**** Supplied information ****
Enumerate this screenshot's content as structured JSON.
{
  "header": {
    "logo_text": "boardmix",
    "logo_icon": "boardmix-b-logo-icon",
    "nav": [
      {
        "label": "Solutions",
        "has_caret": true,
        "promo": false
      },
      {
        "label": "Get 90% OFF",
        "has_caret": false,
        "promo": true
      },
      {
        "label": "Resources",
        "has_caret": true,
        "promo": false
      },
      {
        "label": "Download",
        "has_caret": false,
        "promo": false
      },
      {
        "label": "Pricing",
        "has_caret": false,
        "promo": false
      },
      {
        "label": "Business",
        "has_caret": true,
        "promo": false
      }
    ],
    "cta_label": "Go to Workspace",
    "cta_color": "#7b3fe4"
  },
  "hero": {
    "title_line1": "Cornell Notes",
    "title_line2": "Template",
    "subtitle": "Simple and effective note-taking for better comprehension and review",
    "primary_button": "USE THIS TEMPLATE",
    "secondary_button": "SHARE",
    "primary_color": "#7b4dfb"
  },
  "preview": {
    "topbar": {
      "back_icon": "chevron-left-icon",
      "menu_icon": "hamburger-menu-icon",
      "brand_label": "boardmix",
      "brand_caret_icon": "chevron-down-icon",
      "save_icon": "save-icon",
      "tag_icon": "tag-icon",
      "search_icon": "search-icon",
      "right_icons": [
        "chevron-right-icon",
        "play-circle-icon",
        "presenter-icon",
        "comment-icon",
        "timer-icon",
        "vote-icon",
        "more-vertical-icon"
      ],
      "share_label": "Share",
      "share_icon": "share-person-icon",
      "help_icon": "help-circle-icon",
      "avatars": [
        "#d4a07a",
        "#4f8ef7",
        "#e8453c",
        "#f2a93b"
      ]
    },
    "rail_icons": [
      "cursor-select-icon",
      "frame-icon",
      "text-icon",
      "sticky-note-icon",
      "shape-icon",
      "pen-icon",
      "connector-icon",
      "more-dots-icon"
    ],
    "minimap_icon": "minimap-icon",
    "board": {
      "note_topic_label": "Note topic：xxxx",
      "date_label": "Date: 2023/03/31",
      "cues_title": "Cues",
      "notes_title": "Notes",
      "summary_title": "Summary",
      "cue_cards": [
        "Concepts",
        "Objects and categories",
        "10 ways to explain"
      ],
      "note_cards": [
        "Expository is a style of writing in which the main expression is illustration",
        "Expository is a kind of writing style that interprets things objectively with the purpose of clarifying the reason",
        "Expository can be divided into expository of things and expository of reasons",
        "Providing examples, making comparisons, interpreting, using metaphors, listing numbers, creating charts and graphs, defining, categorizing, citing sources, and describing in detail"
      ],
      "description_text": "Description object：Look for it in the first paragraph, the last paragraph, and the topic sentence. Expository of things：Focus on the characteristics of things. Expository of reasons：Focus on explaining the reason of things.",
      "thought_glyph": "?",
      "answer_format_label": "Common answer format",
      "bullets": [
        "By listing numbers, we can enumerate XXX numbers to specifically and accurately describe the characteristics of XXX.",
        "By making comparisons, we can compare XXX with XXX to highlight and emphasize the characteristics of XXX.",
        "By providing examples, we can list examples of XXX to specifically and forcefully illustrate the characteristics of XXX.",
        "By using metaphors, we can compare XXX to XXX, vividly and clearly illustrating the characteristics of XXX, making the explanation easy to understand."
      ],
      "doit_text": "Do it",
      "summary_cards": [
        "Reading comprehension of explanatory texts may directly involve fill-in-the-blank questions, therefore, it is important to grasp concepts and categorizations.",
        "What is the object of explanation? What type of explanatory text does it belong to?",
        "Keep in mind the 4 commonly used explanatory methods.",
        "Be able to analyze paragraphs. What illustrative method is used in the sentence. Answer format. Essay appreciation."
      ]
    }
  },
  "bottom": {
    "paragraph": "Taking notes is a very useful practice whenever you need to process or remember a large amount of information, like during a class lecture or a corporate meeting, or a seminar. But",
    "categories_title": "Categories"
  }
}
****
Return all of the above records exactly, leaving no line out.

• _Full solution_
Enumerate this screenshot's content as structured JSON.
{
  "header": {
    "logo_text": "boardmix",
    "logo_icon": "boardmix-b-logo-icon",
    "nav": [
      {
        "label": "Solutions",
        "has_caret": true,
        "promo": false
      },
      {
        "label": "Get 90% OFF",
        "has_caret": false,
        "promo": true
      },
      {
        "label": "Resources",
        "has_caret": true,
        "promo": false
      },
      {
        "label": "Download",
        "has_caret": false,
        "promo": false
      },
      {
        "label": "Pricing",
        "has_caret": false,
        "promo": false
      },
      {
        "label": "Business",
        "has_caret": true,
        "promo": false
      }
    ],
    "cta_label": "Go to Workspace",
    "cta_color": "#7b3fe4"
  },
  "hero": {
    "title_line1": "Cornell Notes",
    "title_line2": "Template",
    "subtitle": "Simple and effective note-taking for better comprehension and review",
    "primary_button": "USE THIS TEMPLATE",
    "secondary_button": "SHARE",
    "primary_color": "#7b4dfb"
  },
  "preview": {
    "topbar": {
      "back_icon": "chevron-left-icon",
      "menu_icon": "hamburger-menu-icon",
      "brand_label": "boardmix",
      "brand_caret_icon": "chevron-down-icon",
      "save_icon": "save-icon",
      "tag_icon": "tag-icon",
      "search_icon": "search-icon",
      "right_icons": [
        "chevron-right-icon",
        "play-circle-icon",
        "presenter-icon",
        "comment-icon",
        "timer-icon",
        "vote-icon",
        "more-vertical-icon"
      ],
      "share_label": "Share",
      "share_icon": "share-person-icon",
      "help_icon": "help-circle-icon",
      "avatars": [
        "#d4a07a",
        "#4f8ef7",
        "#e8453c",
        "#f2a93b"
      ]
    },
    "rail_icons": [
      "cursor-select-icon",
      "frame-icon",
      "text-icon",
      "sticky-note-icon",
      "shape-icon",
      "pen-icon",
      "connector-icon",
      "more-dots-icon"
    ],
    "minimap_icon": "minimap-icon",
    "board": {
      "note_topic_label": "Note topic：xxxx",
      "date_label": "Date: 2023/03/31",
      "cues_title": "Cues",
      "notes_title": "Notes",
      "summary_title": "Summary",
      "cue_cards": [
        "Concepts",
        "Objects and categories",
        "10 ways to explain"
      ],
      "note_cards": [
        "Expository is a style of writing in which the main expression is illustration",
        "Expository is a kind of writing style that interprets things objectively with the purpose of clarifying the reason",
        "Expository can be divided into expository of things and expository of reasons",
        "Providing examples, making comparisons, interpreting, using metaphors, listing numbers, creating charts and graphs, defining, categorizing, citing sources, and describing in detail"
      ],
      "description_text": "Description object：Look for it in the first paragraph, the last paragraph, and the topic sentence. Expository of things：Focus on the characteristics of things. Expository of reasons：Focus on explaining the reason of things.",
      "thought_glyph": "?",
      "answer_format_label": "Common answer format",
      "bullets": [
        "By listing numbers, we can enumerate XXX numbers to specifically and accurately describe the characteristics of XXX.",
        "By making comparisons, we can compare XXX with XXX to highlight and emphasize the characteristics of XXX.",
        "By providing examples, we can list examples of XXX to specifically and forcefully illustrate the characteristics of XXX.",
        "By using metaphors, we can compare XXX to XXX, vividly and clearly illustrating the characteristics of XXX, making the explanation easy to understand."
      ],
      "doit_text": "Do it",
      "summary_cards": [
        "Reading comprehension of explanatory texts may directly involve fill-in-the-blank questions, therefore, it is important to grasp concepts and categorizations.",
        "What is the object of explanation? What type of explanatory text does it belong to?",
        "Keep in mind the 4 commonly used explanatory methods.",
        "Be able to analyze paragraphs. What illustrative method is used in the sentence. Answer format. Essay appreciation."
      ]
    }
  },
  "bottom": {
    "paragraph": "Taking notes is a very useful practice whenever you need to process or remember a large amount of information, like during a class lecture or a corporate meeting, or a seminar. But",
    "categories_title": "Categories"
  }
}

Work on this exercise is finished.